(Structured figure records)

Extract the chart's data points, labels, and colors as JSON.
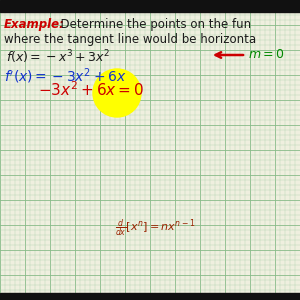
{
  "background_color": "#efefdf",
  "grid_minor_color": "#a8cfa8",
  "grid_major_color": "#88bb88",
  "bar_color": "#111111",
  "example_label": "Example:",
  "example_rest": "  Determine the points on the fun",
  "line2": "where the tangent line would be horizonta",
  "func_line": "$f(x) = -x^3 + 3x^2$",
  "deriv_line_blue": "$f'(x) = -3x^2 + 6x$",
  "set_zero_line": "$- 3x^2 + 6x = 0$",
  "power_rule": "$\\frac{d}{dx}[x^n] = nx^{n-1}$",
  "m_label": "$m = 0$",
  "text_color": "#1a1a1a",
  "example_color": "#cc0000",
  "deriv_color": "#1133cc",
  "set_zero_color": "#cc0000",
  "m_color": "#008800",
  "arrow_color": "#cc0000",
  "highlight_color": "#ffff00",
  "power_rule_color": "#992200",
  "figsize": [
    3.0,
    3.0
  ],
  "dpi": 100
}
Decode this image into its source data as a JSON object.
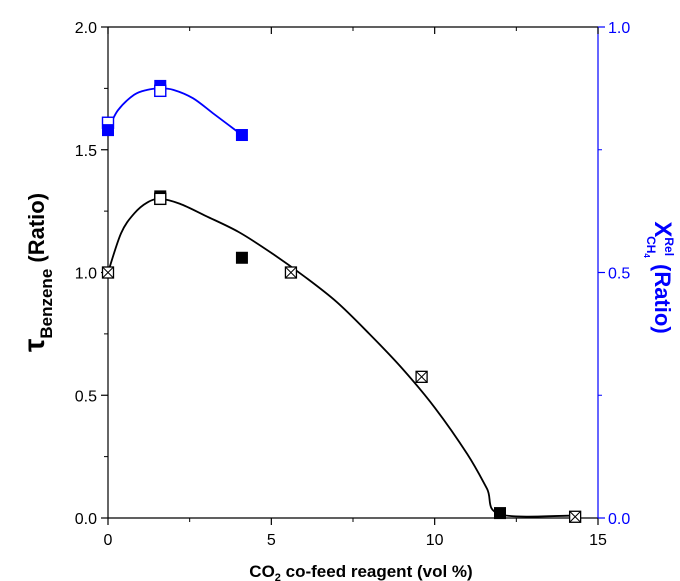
{
  "chart_data": {
    "type": "scatter",
    "xlabel": {
      "main": "CO",
      "sub": "2",
      "rest": " co-feed reagent (vol %)"
    },
    "ylabel_left": {
      "sym": "τ",
      "sub": "Benzene",
      "rest": " (Ratio)"
    },
    "ylabel_right": {
      "sym": "X",
      "sup": "Rel",
      "sub": "CH",
      "subsub": "4",
      "rest": " (Ratio)"
    },
    "xlim": [
      0,
      15
    ],
    "ylim_left": [
      0,
      2.0
    ],
    "ylim_right": [
      0,
      1.0
    ],
    "x_ticks": [
      "0",
      "5",
      "10",
      "15"
    ],
    "y_left_ticks": [
      "0.0",
      "0.5",
      "1.0",
      "1.5",
      "2.0"
    ],
    "y_right_ticks": [
      "0.0",
      "0.5",
      "1.0"
    ],
    "colors": {
      "left_axis": "#000000",
      "right_axis": "#0000ff",
      "right_label": "#0000ff"
    },
    "series": [
      {
        "axis": "left",
        "color": "#000000",
        "points": [
          {
            "x": 0.0,
            "y": 1.0,
            "marker": "square-cross"
          },
          {
            "x": 1.6,
            "y": 1.31,
            "marker": "square-filled"
          },
          {
            "x": 1.6,
            "y": 1.3,
            "marker": "square-open"
          },
          {
            "x": 4.1,
            "y": 1.06,
            "marker": "square-filled"
          },
          {
            "x": 5.6,
            "y": 1.0,
            "marker": "square-cross"
          },
          {
            "x": 9.6,
            "y": 0.575,
            "marker": "square-cross"
          },
          {
            "x": 12.0,
            "y": 0.02,
            "marker": "square-filled"
          },
          {
            "x": 14.3,
            "y": 0.005,
            "marker": "square-cross"
          }
        ],
        "curve": [
          [
            0,
            1.0
          ],
          [
            0.4,
            1.16
          ],
          [
            0.8,
            1.24
          ],
          [
            1.2,
            1.285
          ],
          [
            1.6,
            1.3
          ],
          [
            2.2,
            1.28
          ],
          [
            3.0,
            1.23
          ],
          [
            4.0,
            1.165
          ],
          [
            5.0,
            1.08
          ],
          [
            6.0,
            0.985
          ],
          [
            7.0,
            0.88
          ],
          [
            8.0,
            0.75
          ],
          [
            9.0,
            0.61
          ],
          [
            10.0,
            0.45
          ],
          [
            11.0,
            0.26
          ],
          [
            11.6,
            0.12
          ],
          [
            12.0,
            0.015
          ],
          [
            14.3,
            0.01
          ]
        ]
      },
      {
        "axis": "right",
        "color": "#0000ff",
        "points": [
          {
            "x": 0.0,
            "y": 0.805,
            "marker": "square-open"
          },
          {
            "x": 0.0,
            "y": 0.79,
            "marker": "square-filled"
          },
          {
            "x": 1.6,
            "y": 0.88,
            "marker": "square-filled"
          },
          {
            "x": 1.6,
            "y": 0.87,
            "marker": "square-open"
          },
          {
            "x": 4.1,
            "y": 0.78,
            "marker": "square-filled"
          }
        ],
        "curve": [
          [
            0,
            0.79
          ],
          [
            0.3,
            0.83
          ],
          [
            0.8,
            0.862
          ],
          [
            1.2,
            0.872
          ],
          [
            1.6,
            0.875
          ],
          [
            2.0,
            0.872
          ],
          [
            2.6,
            0.855
          ],
          [
            3.2,
            0.825
          ],
          [
            3.7,
            0.8
          ],
          [
            4.1,
            0.78
          ]
        ]
      }
    ]
  }
}
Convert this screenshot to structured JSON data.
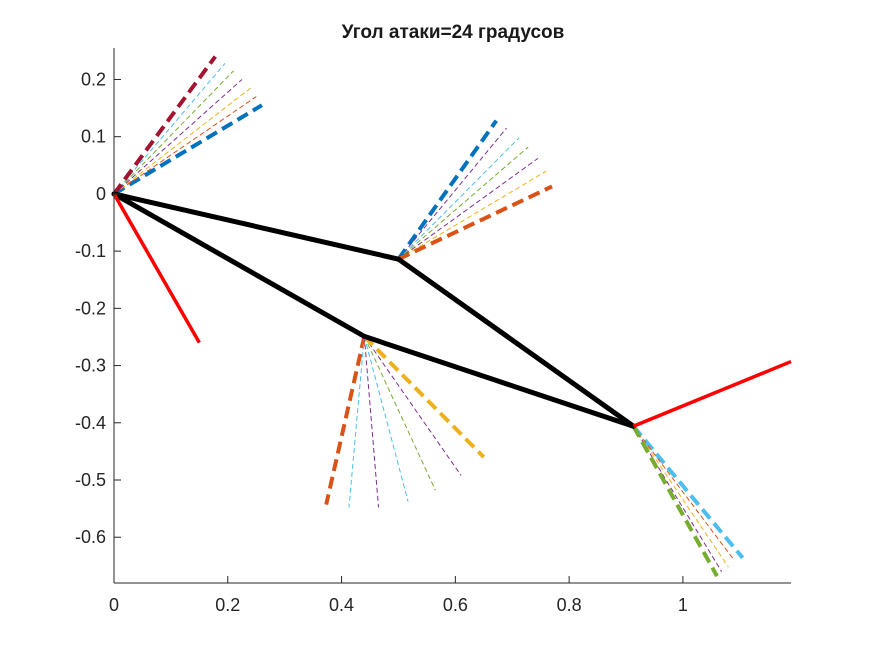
{
  "chart_data": {
    "type": "line",
    "title": "Угол атаки=24 градусов",
    "xlabel": "",
    "ylabel": "",
    "xlim": [
      0,
      1.19
    ],
    "ylim": [
      -0.68,
      0.255
    ],
    "x_ticks": [
      0,
      0.2,
      0.4,
      0.6,
      0.8,
      1
    ],
    "x_tick_labels": [
      "0",
      "0.2",
      "0.4",
      "0.6",
      "0.8",
      "1"
    ],
    "y_ticks": [
      0.2,
      0.1,
      0,
      -0.1,
      -0.2,
      -0.3,
      -0.4,
      -0.5,
      -0.6
    ],
    "y_tick_labels": [
      "0.2",
      "0.1",
      "0",
      "-0.1",
      "-0.2",
      "-0.3",
      "-0.4",
      "-0.5",
      "-0.6"
    ],
    "grid": false,
    "colors": {
      "frame": "#000000",
      "normal": "#ff0000",
      "blue": "#0072bd",
      "orange": "#d95319",
      "yellow": "#edb120",
      "purple": "#7e2f8e",
      "green": "#77ac30",
      "cyan": "#4dbeee",
      "maroon": "#a2142f"
    },
    "frame_lines": [
      {
        "x": [
          0,
          0.5
        ],
        "y": [
          0,
          -0.114
        ]
      },
      {
        "x": [
          0.5,
          0.913
        ],
        "y": [
          -0.114,
          -0.406
        ]
      },
      {
        "x": [
          0.913,
          0.44
        ],
        "y": [
          -0.406,
          -0.249
        ]
      },
      {
        "x": [
          0.44,
          0
        ],
        "y": [
          -0.249,
          0
        ]
      }
    ],
    "normal_lines": [
      {
        "x": [
          0,
          0.15
        ],
        "y": [
          0,
          -0.26
        ]
      },
      {
        "x": [
          0.913,
          1.19
        ],
        "y": [
          -0.406,
          -0.293
        ]
      }
    ],
    "fans": [
      {
        "origin": [
          0,
          0
        ],
        "rays": [
          {
            "end": [
              0.26,
              0.155
            ],
            "color": "blue",
            "bold": true
          },
          {
            "end": [
              0.25,
              0.17
            ],
            "color": "orange",
            "bold": false
          },
          {
            "end": [
              0.24,
              0.185
            ],
            "color": "yellow",
            "bold": false
          },
          {
            "end": [
              0.225,
              0.2
            ],
            "color": "purple",
            "bold": false
          },
          {
            "end": [
              0.21,
              0.215
            ],
            "color": "green",
            "bold": false
          },
          {
            "end": [
              0.195,
              0.228
            ],
            "color": "cyan",
            "bold": false
          },
          {
            "end": [
              0.178,
              0.24
            ],
            "color": "maroon",
            "bold": true
          }
        ]
      },
      {
        "origin": [
          0.5,
          -0.114
        ],
        "rays": [
          {
            "end": [
              0.672,
              0.128
            ],
            "color": "blue",
            "bold": true
          },
          {
            "end": [
              0.69,
              0.115
            ],
            "color": "purple",
            "bold": false
          },
          {
            "end": [
              0.712,
              0.098
            ],
            "color": "cyan",
            "bold": false
          },
          {
            "end": [
              0.728,
              0.082
            ],
            "color": "green",
            "bold": false
          },
          {
            "end": [
              0.745,
              0.062
            ],
            "color": "purple",
            "bold": false
          },
          {
            "end": [
              0.76,
              0.04
            ],
            "color": "yellow",
            "bold": false
          },
          {
            "end": [
              0.77,
              0.013
            ],
            "color": "orange",
            "bold": true
          }
        ]
      },
      {
        "origin": [
          0.44,
          -0.249
        ],
        "rays": [
          {
            "end": [
              0.373,
              -0.543
            ],
            "color": "orange",
            "bold": true
          },
          {
            "end": [
              0.413,
              -0.548
            ],
            "color": "cyan",
            "bold": false
          },
          {
            "end": [
              0.465,
              -0.548
            ],
            "color": "purple",
            "bold": false
          },
          {
            "end": [
              0.517,
              -0.538
            ],
            "color": "cyan",
            "bold": false
          },
          {
            "end": [
              0.565,
              -0.518
            ],
            "color": "green",
            "bold": false
          },
          {
            "end": [
              0.61,
              -0.492
            ],
            "color": "purple",
            "bold": false
          },
          {
            "end": [
              0.65,
              -0.46
            ],
            "color": "yellow",
            "bold": true
          }
        ]
      },
      {
        "origin": [
          0.913,
          -0.406
        ],
        "rays": [
          {
            "end": [
              1.105,
              -0.636
            ],
            "color": "cyan",
            "bold": true
          },
          {
            "end": [
              1.09,
              -0.64
            ],
            "color": "orange",
            "bold": false
          },
          {
            "end": [
              1.08,
              -0.652
            ],
            "color": "yellow",
            "bold": false
          },
          {
            "end": [
              1.068,
              -0.66
            ],
            "color": "purple",
            "bold": false
          },
          {
            "end": [
              1.06,
              -0.668
            ],
            "color": "green",
            "bold": true
          }
        ]
      }
    ]
  }
}
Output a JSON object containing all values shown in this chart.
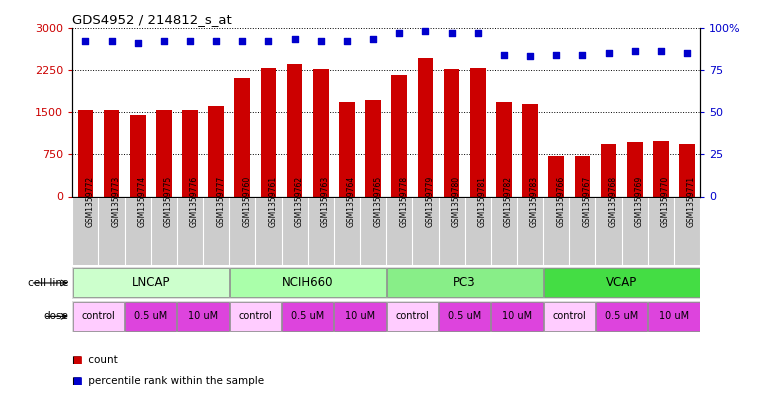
{
  "title": "GDS4952 / 214812_s_at",
  "samples": [
    "GSM1359772",
    "GSM1359773",
    "GSM1359774",
    "GSM1359775",
    "GSM1359776",
    "GSM1359777",
    "GSM1359760",
    "GSM1359761",
    "GSM1359762",
    "GSM1359763",
    "GSM1359764",
    "GSM1359765",
    "GSM1359778",
    "GSM1359779",
    "GSM1359780",
    "GSM1359781",
    "GSM1359782",
    "GSM1359783",
    "GSM1359766",
    "GSM1359767",
    "GSM1359768",
    "GSM1359769",
    "GSM1359770",
    "GSM1359771"
  ],
  "bar_values": [
    1540,
    1540,
    1450,
    1530,
    1530,
    1600,
    2100,
    2280,
    2350,
    2260,
    1680,
    1720,
    2150,
    2460,
    2270,
    2290,
    1670,
    1640,
    720,
    720,
    940,
    960,
    980,
    930
  ],
  "percentile_ranks": [
    92,
    92,
    91,
    92,
    92,
    92,
    92,
    92,
    93,
    92,
    92,
    93,
    97,
    98,
    97,
    97,
    84,
    83,
    84,
    84,
    85,
    86,
    86,
    85
  ],
  "bar_color": "#cc0000",
  "dot_color": "#0000cc",
  "ylim_left": [
    0,
    3000
  ],
  "ylim_right": [
    0,
    100
  ],
  "yticks_left": [
    0,
    750,
    1500,
    2250,
    3000
  ],
  "yticks_right": [
    0,
    25,
    50,
    75,
    100
  ],
  "cell_lines": [
    {
      "name": "LNCAP",
      "start": 0,
      "end": 6,
      "color": "#ccffcc"
    },
    {
      "name": "NCIH660",
      "start": 6,
      "end": 12,
      "color": "#aaffaa"
    },
    {
      "name": "PC3",
      "start": 12,
      "end": 18,
      "color": "#88ee88"
    },
    {
      "name": "VCAP",
      "start": 18,
      "end": 24,
      "color": "#44dd44"
    }
  ],
  "doses": [
    {
      "label": "control",
      "start": 0,
      "end": 2,
      "color": "#ffccff"
    },
    {
      "label": "0.5 uM",
      "start": 2,
      "end": 4,
      "color": "#ee44ee"
    },
    {
      "label": "10 uM",
      "start": 4,
      "end": 6,
      "color": "#ee44ee"
    },
    {
      "label": "control",
      "start": 6,
      "end": 8,
      "color": "#ffccff"
    },
    {
      "label": "0.5 uM",
      "start": 8,
      "end": 10,
      "color": "#ee44ee"
    },
    {
      "label": "10 uM",
      "start": 10,
      "end": 12,
      "color": "#ee44ee"
    },
    {
      "label": "control",
      "start": 12,
      "end": 14,
      "color": "#ffccff"
    },
    {
      "label": "0.5 uM",
      "start": 14,
      "end": 16,
      "color": "#ee44ee"
    },
    {
      "label": "10 uM",
      "start": 16,
      "end": 18,
      "color": "#ee44ee"
    },
    {
      "label": "control",
      "start": 18,
      "end": 20,
      "color": "#ffccff"
    },
    {
      "label": "0.5 uM",
      "start": 20,
      "end": 22,
      "color": "#ee44ee"
    },
    {
      "label": "10 uM",
      "start": 22,
      "end": 24,
      "color": "#ee44ee"
    }
  ],
  "xtick_bg_color": "#cccccc",
  "legend_count_color": "#cc0000",
  "legend_dot_color": "#0000cc",
  "bg_color": "#ffffff",
  "axis_label_color_left": "#cc0000",
  "axis_label_color_right": "#0000cc"
}
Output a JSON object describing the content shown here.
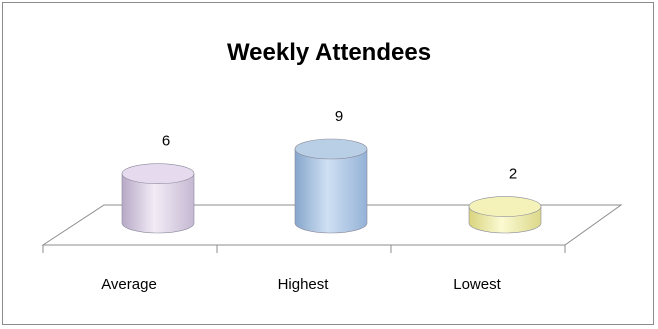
{
  "chart_data": {
    "type": "bar",
    "title": "Weekly Attendees",
    "categories": [
      "Average",
      "Highest",
      "Lowest"
    ],
    "values": [
      6,
      9,
      2
    ],
    "data_labels": [
      "6",
      "9",
      "2"
    ],
    "ylim": [
      0,
      9
    ],
    "grid": false,
    "legend": "none",
    "bar_colors": [
      "#e6dbee",
      "#b9cfe6",
      "#f4f2b8"
    ]
  }
}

• _Goal of the exercise_: In the listing above, find each line with the word "title" and copy it.

• _Result_:
    "title": "Угол атаки=24 градусов",
  "title": "GDS4952 / 214812_s_at",
    "title": "Weekly Attendees",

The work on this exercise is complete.